>>>>>
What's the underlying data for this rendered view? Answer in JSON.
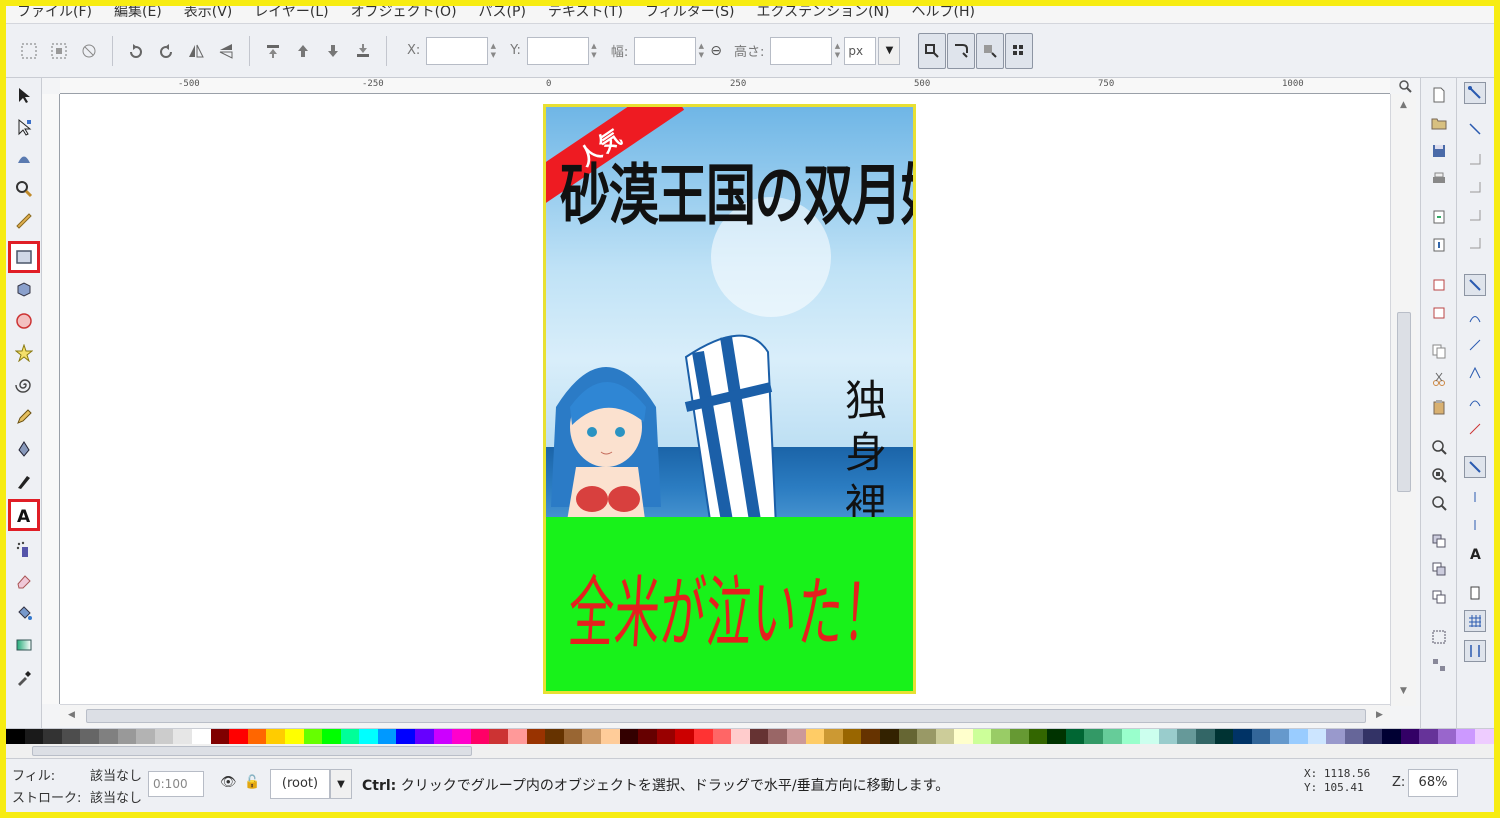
{
  "menubar": {
    "items": [
      "ファイル(F)",
      "編集(E)",
      "表示(V)",
      "レイヤー(L)",
      "オブジェクト(O)",
      "パス(P)",
      "テキスト(T)",
      "フィルター(S)",
      "エクステンション(N)",
      "ヘルプ(H)"
    ]
  },
  "toolbar": {
    "x_label": "X:",
    "y_label": "Y:",
    "w_label": "幅:",
    "h_label": "高さ:",
    "x_value": "",
    "y_value": "",
    "w_value": "",
    "h_value": "",
    "unit": "px"
  },
  "ruler": {
    "labels": [
      "-500",
      "-250",
      "0",
      "250",
      "500",
      "750",
      "1000"
    ]
  },
  "canvas": {
    "ribbon": "人気",
    "title_line": "砂漠王国の双月姫",
    "vertical_lines": [
      "独",
      "身",
      "裡"
    ],
    "banner": "全米が泣いた！"
  },
  "status": {
    "fill_label": "フィル:",
    "fill_value": "該当なし",
    "stroke_label": "ストローク:",
    "stroke_value": "該当なし",
    "opacity": "0:100",
    "layer": "(root)",
    "message_key": "Ctrl:",
    "message": " クリックでグループ内のオブジェクトを選択、ドラッグで水平/垂直方向に移動します。",
    "x_coord": "X: 1118.56",
    "y_coord": "Y:  105.41",
    "zoom_label": "Z:",
    "zoom": "68%"
  },
  "colors": {
    "frame": "#f7ec12",
    "highlight": "#e01e26",
    "banner_bg": "#18f21a",
    "banner_text": "#e5201e",
    "ribbon": "#ee1b22"
  },
  "palette": [
    "#000000",
    "#1a1a1a",
    "#333333",
    "#4d4d4d",
    "#666666",
    "#808080",
    "#999999",
    "#b3b3b3",
    "#cccccc",
    "#e6e6e6",
    "#ffffff",
    "#800000",
    "#ff0000",
    "#ff6600",
    "#ffcc00",
    "#ffff00",
    "#66ff00",
    "#00ff00",
    "#00ff99",
    "#00ffff",
    "#0099ff",
    "#0000ff",
    "#6600ff",
    "#cc00ff",
    "#ff00cc",
    "#ff0066",
    "#cc3333",
    "#ff9999",
    "#993300",
    "#663300",
    "#996633",
    "#cc9966",
    "#ffcc99",
    "#330000",
    "#660000",
    "#990000",
    "#cc0000",
    "#ff3333",
    "#ff6666",
    "#ffcccc",
    "#663333",
    "#996666",
    "#cc9999",
    "#ffcc66",
    "#cc9933",
    "#996600",
    "#663300",
    "#332200",
    "#666633",
    "#999966",
    "#cccc99",
    "#ffffcc",
    "#ccff99",
    "#99cc66",
    "#669933",
    "#336600",
    "#003300",
    "#006633",
    "#339966",
    "#66cc99",
    "#99ffcc",
    "#ccffee",
    "#99cccc",
    "#669999",
    "#336666",
    "#003333",
    "#003366",
    "#336699",
    "#6699cc",
    "#99ccff",
    "#cce5ff",
    "#9999cc",
    "#666699",
    "#333366",
    "#000033",
    "#330066",
    "#663399",
    "#9966cc",
    "#cc99ff",
    "#eeccff"
  ]
}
<<<<<
Every record above should be transcribed exactly; the pictures stay out of the copy.

What's the underlying data for this rendered view? Answer in JSON.
{
  "menubar": {
    "items": [
      "ファイル(F)",
      "編集(E)",
      "表示(V)",
      "レイヤー(L)",
      "オブジェクト(O)",
      "パス(P)",
      "テキスト(T)",
      "フィルター(S)",
      "エクステンション(N)",
      "ヘルプ(H)"
    ]
  },
  "toolbar": {
    "x_label": "X:",
    "y_label": "Y:",
    "w_label": "幅:",
    "h_label": "高さ:",
    "x_value": "",
    "y_value": "",
    "w_value": "",
    "h_value": "",
    "unit": "px"
  },
  "ruler": {
    "labels": [
      "-500",
      "-250",
      "0",
      "250",
      "500",
      "750",
      "1000"
    ]
  },
  "canvas": {
    "ribbon": "人気",
    "title_line": "砂漠王国の双月姫",
    "vertical_lines": [
      "独",
      "身",
      "裡"
    ],
    "banner": "全米が泣いた！"
  },
  "status": {
    "fill_label": "フィル:",
    "fill_value": "該当なし",
    "stroke_label": "ストローク:",
    "stroke_value": "該当なし",
    "opacity": "0:100",
    "layer": "(root)",
    "message_key": "Ctrl:",
    "message": " クリックでグループ内のオブジェクトを選択、ドラッグで水平/垂直方向に移動します。",
    "x_coord": "X: 1118.56",
    "y_coord": "Y:  105.41",
    "zoom_label": "Z:",
    "zoom": "68%"
  },
  "colors": {
    "frame": "#f7ec12",
    "highlight": "#e01e26",
    "banner_bg": "#18f21a",
    "banner_text": "#e5201e",
    "ribbon": "#ee1b22"
  },
  "palette": [
    "#000000",
    "#1a1a1a",
    "#333333",
    "#4d4d4d",
    "#666666",
    "#808080",
    "#999999",
    "#b3b3b3",
    "#cccccc",
    "#e6e6e6",
    "#ffffff",
    "#800000",
    "#ff0000",
    "#ff6600",
    "#ffcc00",
    "#ffff00",
    "#66ff00",
    "#00ff00",
    "#00ff99",
    "#00ffff",
    "#0099ff",
    "#0000ff",
    "#6600ff",
    "#cc00ff",
    "#ff00cc",
    "#ff0066",
    "#cc3333",
    "#ff9999",
    "#993300",
    "#663300",
    "#996633",
    "#cc9966",
    "#ffcc99",
    "#330000",
    "#660000",
    "#990000",
    "#cc0000",
    "#ff3333",
    "#ff6666",
    "#ffcccc",
    "#663333",
    "#996666",
    "#cc9999",
    "#ffcc66",
    "#cc9933",
    "#996600",
    "#663300",
    "#332200",
    "#666633",
    "#999966",
    "#cccc99",
    "#ffffcc",
    "#ccff99",
    "#99cc66",
    "#669933",
    "#336600",
    "#003300",
    "#006633",
    "#339966",
    "#66cc99",
    "#99ffcc",
    "#ccffee",
    "#99cccc",
    "#669999",
    "#336666",
    "#003333",
    "#003366",
    "#336699",
    "#6699cc",
    "#99ccff",
    "#cce5ff",
    "#9999cc",
    "#666699",
    "#333366",
    "#000033",
    "#330066",
    "#663399",
    "#9966cc",
    "#cc99ff",
    "#eeccff"
  ]
}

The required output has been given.